§ EXERCISE:
Report every line of the items below that contains the string "year", matching case exactly.

§ MATERIAL FOR THIS EXERCISE:
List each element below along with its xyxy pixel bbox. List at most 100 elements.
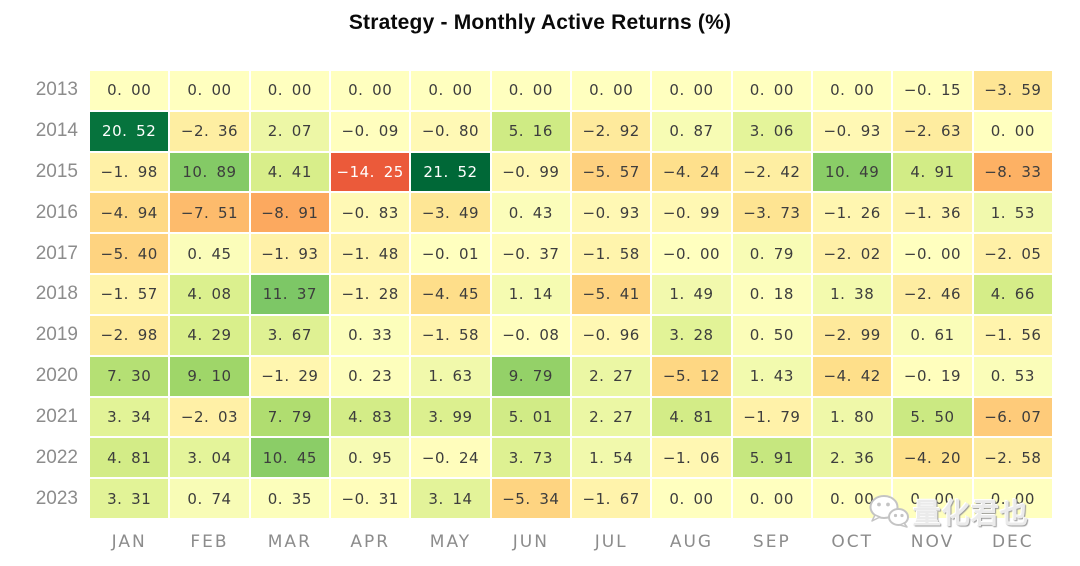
heatmap-cell-2016-OCT: −1. 26: [813, 193, 892, 233]
heatmap-cell-2017-JUN: −0. 37: [491, 234, 570, 274]
heatmap-cell-2015-MAY: 21. 52: [411, 152, 490, 192]
heatmap-cell-2016-JUL: −0. 93: [572, 193, 651, 233]
heatmap-cell-2018-AUG: 1. 49: [652, 275, 731, 314]
month-label-may: MAY: [429, 532, 472, 552]
month-label-jan: JAN: [111, 532, 147, 552]
year-label-2016: 2016: [35, 201, 78, 223]
heatmap-cell-2020-MAR: −1. 29: [250, 356, 329, 396]
heatmap-cell-2020-JAN: 7. 30: [90, 356, 169, 396]
heatmap-cell-2016-JUN: 0. 43: [491, 193, 570, 233]
heatmap-cell-2018-MAR: 11. 37: [250, 275, 329, 314]
heatmap-cell-2023-JAN: 3. 31: [90, 479, 169, 518]
heatmap-cell-2018-FEB: 4. 08: [170, 275, 249, 314]
heatmap-cell-2022-MAR: 10. 45: [250, 438, 329, 478]
heatmap-cell-2020-OCT: −4. 42: [813, 356, 892, 396]
heatmap-cell-2019-MAR: 3. 67: [250, 315, 329, 355]
heatmap-cell-2016-DEC: 1. 53: [973, 193, 1052, 233]
heatmap-cell-2022-JUL: 1. 54: [572, 438, 651, 478]
heatmap-cell-2013-MAR: 0. 00: [250, 71, 329, 110]
heatmap-cell-2014-APR: −0. 09: [331, 111, 410, 151]
month-label-oct: OCT: [831, 532, 873, 552]
heatmap-cell-2022-MAY: −0. 24: [411, 438, 490, 478]
heatmap-cell-2023-OCT: 0. 00: [813, 479, 892, 518]
heatmap-cell-2018-OCT: 1. 38: [813, 275, 892, 314]
heatmap-cell-2014-OCT: −0. 93: [813, 111, 892, 151]
heatmap-cell-2014-DEC: 0. 00: [973, 111, 1052, 151]
heatmap-cell-2016-APR: −0. 83: [331, 193, 410, 233]
x-axis-months: JAN FEB MAR APR MAY JUN JUL AUG SEP OCT NOV DEC: [90, 527, 1052, 557]
heatmap-cell-2015-JUL: −5. 57: [572, 152, 651, 192]
heatmap-cell-2017-MAR: −1. 93: [250, 234, 329, 274]
heatmap-cell-2020-NOV: −0. 19: [893, 356, 972, 396]
heatmap-cell-2021-MAY: 3. 99: [411, 397, 490, 437]
heatmap-cell-2019-AUG: 3. 28: [652, 315, 731, 355]
heatmap-cell-2018-NOV: −2. 46: [893, 275, 972, 314]
heatmap-cell-2019-MAY: −1. 58: [411, 315, 490, 355]
year-label-2013: 2013: [35, 79, 78, 101]
heatmap-cell-2015-SEP: −2. 42: [732, 152, 811, 192]
heatmap-cell-2014-JAN: 20. 52: [90, 111, 169, 151]
heatmap-cell-2019-NOV: 0. 61: [893, 315, 972, 355]
heatmap-cell-2019-DEC: −1. 56: [973, 315, 1052, 355]
heatmap-cell-2018-JUN: 1. 14: [491, 275, 570, 314]
heatmap-cell-2013-NOV: −0. 15: [893, 71, 972, 110]
heatmap-cell-2019-JUL: −0. 96: [572, 315, 651, 355]
heatmap-cell-2023-FEB: 0. 74: [170, 479, 249, 518]
heatmap-cell-2015-OCT: 10. 49: [813, 152, 892, 192]
heatmap-cell-2019-SEP: 0. 50: [732, 315, 811, 355]
heatmap-cell-2013-FEB: 0. 00: [170, 71, 249, 110]
heatmap-cell-2022-JAN: 4. 81: [90, 438, 169, 478]
heatmap-cell-2020-APR: 0. 23: [331, 356, 410, 396]
heatmap-cell-2013-JAN: 0. 00: [90, 71, 169, 110]
heatmap-cell-2021-JUL: 2. 27: [572, 397, 651, 437]
year-label-2021: 2021: [35, 405, 78, 427]
heatmap-cell-2015-FEB: 10. 89: [170, 152, 249, 192]
heatmap-cell-2017-FEB: 0. 45: [170, 234, 249, 274]
month-label-mar: MAR: [267, 532, 312, 552]
heatmap-cell-2018-JAN: −1. 57: [90, 275, 169, 314]
heatmap-cell-2020-JUN: 9. 79: [491, 356, 570, 396]
heatmap-cell-2013-DEC: −3. 59: [973, 71, 1052, 110]
month-label-apr: APR: [350, 532, 391, 552]
heatmap: 0. 00 0. 00 0. 00 0. 00 0. 00 0. 00 0. 00 0. 00…: [90, 71, 1052, 518]
heatmap-cell-2017-SEP: 0. 79: [732, 234, 811, 274]
heatmap-cell-2018-MAY: −4. 45: [411, 275, 490, 314]
heatmap-cell-2017-JUL: −1. 58: [572, 234, 651, 274]
heatmap-cell-2020-JUL: 2. 27: [572, 356, 651, 396]
heatmap-cell-2023-JUN: −5. 34: [491, 479, 570, 518]
heatmap-cell-2016-MAR: −8. 91: [250, 193, 329, 233]
heatmap-cell-2013-AUG: 0. 00: [652, 71, 731, 110]
heatmap-cell-2018-JUL: −5. 41: [572, 275, 651, 314]
heatmap-cell-2019-APR: 0. 33: [331, 315, 410, 355]
heatmap-cell-2019-OCT: −2. 99: [813, 315, 892, 355]
heatmap-cell-2017-NOV: −0. 00: [893, 234, 972, 274]
heatmap-cell-2020-AUG: −5. 12: [652, 356, 731, 396]
heatmap-cell-2014-SEP: 3. 06: [732, 111, 811, 151]
heatmap-cell-2019-JUN: −0. 08: [491, 315, 570, 355]
heatmap-cell-2022-APR: 0. 95: [331, 438, 410, 478]
year-label-2017: 2017: [35, 242, 78, 264]
heatmap-cell-2013-JUL: 0. 00: [572, 71, 651, 110]
heatmap-cell-2023-NOV: 0. 00: [893, 479, 972, 518]
year-label-2015: 2015: [35, 161, 78, 183]
month-label-feb: FEB: [190, 532, 229, 552]
heatmap-cell-2017-JAN: −5. 40: [90, 234, 169, 274]
heatmap-cell-2021-MAR: 7. 79: [250, 397, 329, 437]
heatmap-cell-2021-DEC: −6. 07: [973, 397, 1052, 437]
heatmap-cell-2013-OCT: 0. 00: [813, 71, 892, 110]
heatmap-cell-2014-FEB: −2. 36: [170, 111, 249, 151]
heatmap-cell-2016-FEB: −7. 51: [170, 193, 249, 233]
heatmap-cell-2014-AUG: 0. 87: [652, 111, 731, 151]
heatmap-cell-2017-AUG: −0. 00: [652, 234, 731, 274]
heatmap-cell-2022-JUN: 3. 73: [491, 438, 570, 478]
month-label-dec: DEC: [991, 532, 1034, 552]
month-label-aug: AUG: [669, 532, 714, 552]
heatmap-cell-2013-JUN: 0. 00: [491, 71, 570, 110]
heatmap-cell-2021-APR: 4. 83: [331, 397, 410, 437]
heatmap-cell-2023-JUL: −1. 67: [572, 479, 651, 518]
heatmap-cell-2021-OCT: 1. 80: [813, 397, 892, 437]
heatmap-cell-2018-DEC: 4. 66: [973, 275, 1052, 314]
month-label-jul: JUL: [594, 532, 628, 552]
heatmap-cell-2016-JAN: −4. 94: [90, 193, 169, 233]
heatmap-cell-2023-AUG: 0. 00: [652, 479, 731, 518]
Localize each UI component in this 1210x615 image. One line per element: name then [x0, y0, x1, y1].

§ ANSWER TO THE TASK:
year-label-2016: 2016: [35, 201, 78, 223]
year-label-2013: 2013: [35, 79, 78, 101]
year-label-2021: 2021: [35, 405, 78, 427]
year-label-2017: 2017: [35, 242, 78, 264]
year-label-2015: 2015: [35, 161, 78, 183]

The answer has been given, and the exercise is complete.